**Directions**
Each record below must be returned exactly as shown.

○ ○ ○ ○ ○

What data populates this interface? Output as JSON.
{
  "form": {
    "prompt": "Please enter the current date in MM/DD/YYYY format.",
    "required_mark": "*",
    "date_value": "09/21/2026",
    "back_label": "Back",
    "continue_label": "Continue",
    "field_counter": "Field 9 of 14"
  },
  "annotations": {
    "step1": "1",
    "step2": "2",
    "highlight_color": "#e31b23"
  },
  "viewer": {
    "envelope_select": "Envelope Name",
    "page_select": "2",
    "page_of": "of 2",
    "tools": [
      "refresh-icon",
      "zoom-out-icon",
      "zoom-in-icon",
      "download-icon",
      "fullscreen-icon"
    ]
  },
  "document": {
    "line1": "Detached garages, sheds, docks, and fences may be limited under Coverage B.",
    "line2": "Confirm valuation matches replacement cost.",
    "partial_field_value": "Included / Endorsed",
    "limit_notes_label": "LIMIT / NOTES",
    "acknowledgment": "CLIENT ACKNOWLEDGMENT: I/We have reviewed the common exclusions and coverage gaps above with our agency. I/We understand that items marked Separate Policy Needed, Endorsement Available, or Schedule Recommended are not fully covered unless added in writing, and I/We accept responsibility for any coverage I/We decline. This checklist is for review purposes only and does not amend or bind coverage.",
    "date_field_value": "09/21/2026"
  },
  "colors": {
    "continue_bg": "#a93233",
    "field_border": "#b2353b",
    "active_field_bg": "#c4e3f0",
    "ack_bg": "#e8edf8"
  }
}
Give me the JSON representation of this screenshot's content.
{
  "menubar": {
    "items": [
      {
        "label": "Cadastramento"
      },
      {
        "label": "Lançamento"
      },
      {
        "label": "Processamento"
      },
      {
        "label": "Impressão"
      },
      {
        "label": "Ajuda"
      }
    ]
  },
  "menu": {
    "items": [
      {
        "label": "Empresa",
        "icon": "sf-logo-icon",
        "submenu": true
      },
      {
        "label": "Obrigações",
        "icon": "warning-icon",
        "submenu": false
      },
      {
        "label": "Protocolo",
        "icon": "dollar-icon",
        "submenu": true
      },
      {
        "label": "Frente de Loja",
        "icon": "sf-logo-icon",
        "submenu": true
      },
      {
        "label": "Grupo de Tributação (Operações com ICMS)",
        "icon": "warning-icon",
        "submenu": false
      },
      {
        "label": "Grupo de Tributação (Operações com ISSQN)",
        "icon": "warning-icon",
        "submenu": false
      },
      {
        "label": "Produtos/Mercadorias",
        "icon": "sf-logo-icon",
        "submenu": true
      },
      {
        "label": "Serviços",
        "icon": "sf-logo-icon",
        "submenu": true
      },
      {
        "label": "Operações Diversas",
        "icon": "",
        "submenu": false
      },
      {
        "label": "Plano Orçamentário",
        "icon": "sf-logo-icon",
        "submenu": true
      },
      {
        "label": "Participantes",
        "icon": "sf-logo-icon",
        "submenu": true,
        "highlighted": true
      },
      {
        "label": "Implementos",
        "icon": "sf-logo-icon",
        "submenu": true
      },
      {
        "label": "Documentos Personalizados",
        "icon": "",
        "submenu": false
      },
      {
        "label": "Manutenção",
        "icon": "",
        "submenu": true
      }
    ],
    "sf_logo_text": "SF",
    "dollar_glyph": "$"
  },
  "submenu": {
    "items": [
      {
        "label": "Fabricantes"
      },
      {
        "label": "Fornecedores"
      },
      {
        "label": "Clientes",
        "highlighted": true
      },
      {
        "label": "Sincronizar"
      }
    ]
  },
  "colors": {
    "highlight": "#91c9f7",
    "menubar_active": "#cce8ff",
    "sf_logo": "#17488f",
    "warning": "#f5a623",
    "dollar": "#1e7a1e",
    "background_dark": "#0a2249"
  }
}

○ ○ ○ ○ ○

**Answer to the exercise**
What data populates this interface? Output as JSON.
{
  "form": {
    "prompt": "Please enter the current date in MM/DD/YYYY format.",
    "required_mark": "*",
    "date_value": "09/21/2026",
    "back_label": "Back",
    "continue_label": "Continue",
    "field_counter": "Field 9 of 14"
  },
  "annotations": {
    "step1": "1",
    "step2": "2",
    "highlight_color": "#e31b23"
  },
  "viewer": {
    "envelope_select": "Envelope Name",
    "page_select": "2",
    "page_of": "of 2",
    "tools": [
      "refresh-icon",
      "zoom-out-icon",
      "zoom-in-icon",
      "download-icon",
      "fullscreen-icon"
    ]
  },
  "document": {
    "line1": "Detached garages, sheds, docks, and fences may be limited under Coverage B.",
    "line2": "Confirm valuation matches replacement cost.",
    "partial_field_value": "Included / Endorsed",
    "limit_notes_label": "LIMIT / NOTES",
    "acknowledgment": "CLIENT ACKNOWLEDGMENT: I/We have reviewed the common exclusions and coverage gaps above with our agency. I/We understand that items marked Separate Policy Needed, Endorsement Available, or Schedule Recommended are not fully covered unless added in writing, and I/We accept responsibility for any coverage I/We decline. This checklist is for review purposes only and does not amend or bind coverage.",
    "date_field_value": "09/21/2026"
  },
  "colors": {
    "continue_bg": "#a93233",
    "field_border": "#b2353b",
    "active_field_bg": "#c4e3f0",
    "ack_bg": "#e8edf8"
  }
}
Give me the JSON representation of this screenshot's content.
{
  "menubar": {
    "items": [
      {
        "label": "Cadastramento"
      },
      {
        "label": "Lançamento"
      },
      {
        "label": "Processamento"
      },
      {
        "label": "Impressão"
      },
      {
        "label": "Ajuda"
      }
    ]
  },
  "menu": {
    "items": [
      {
        "label": "Empresa",
        "icon": "sf-logo-icon",
        "submenu": true
      },
      {
        "label": "Obrigações",
        "icon": "warning-icon",
        "submenu": false
      },
      {
        "label": "Protocolo",
        "icon": "dollar-icon",
        "submenu": true
      },
      {
        "label": "Frente de Loja",
        "icon": "sf-logo-icon",
        "submenu": true
      },
      {
        "label": "Grupo de Tributação (Operações com ICMS)",
        "icon": "warning-icon",
        "submenu": false
      },
      {
        "label": "Grupo de Tributação (Operações com ISSQN)",
        "icon": "warning-icon",
        "submenu": false
      },
      {
        "label": "Produtos/Mercadorias",
        "icon": "sf-logo-icon",
        "submenu": true
      },
      {
        "label": "Serviços",
        "icon": "sf-logo-icon",
        "submenu": true
      },
      {
        "label": "Operações Diversas",
        "icon": "",
        "submenu": false
      },
      {
        "label": "Plano Orçamentário",
        "icon": "sf-logo-icon",
        "submenu": true
      },
      {
        "label": "Participantes",
        "icon": "sf-logo-icon",
        "submenu": true,
        "highlighted": true
      },
      {
        "label": "Implementos",
        "icon": "sf-logo-icon",
        "submenu": true
      },
      {
        "label": "Documentos Personalizados",
        "icon": "",
        "submenu": false
      },
      {
        "label": "Manutenção",
        "icon": "",
        "submenu": true
      }
    ],
    "sf_logo_text": "SF",
    "dollar_glyph": "$"
  },
  "submenu": {
    "items": [
      {
        "label": "Fabricantes"
      },
      {
        "label": "Fornecedores"
      },
      {
        "label": "Clientes",
        "highlighted": true
      },
      {
        "label": "Sincronizar"
      }
    ]
  },
  "colors": {
    "highlight": "#91c9f7",
    "menubar_active": "#cce8ff",
    "sf_logo": "#17488f",
    "warning": "#f5a623",
    "dollar": "#1e7a1e",
    "background_dark": "#0a2249"
  }
}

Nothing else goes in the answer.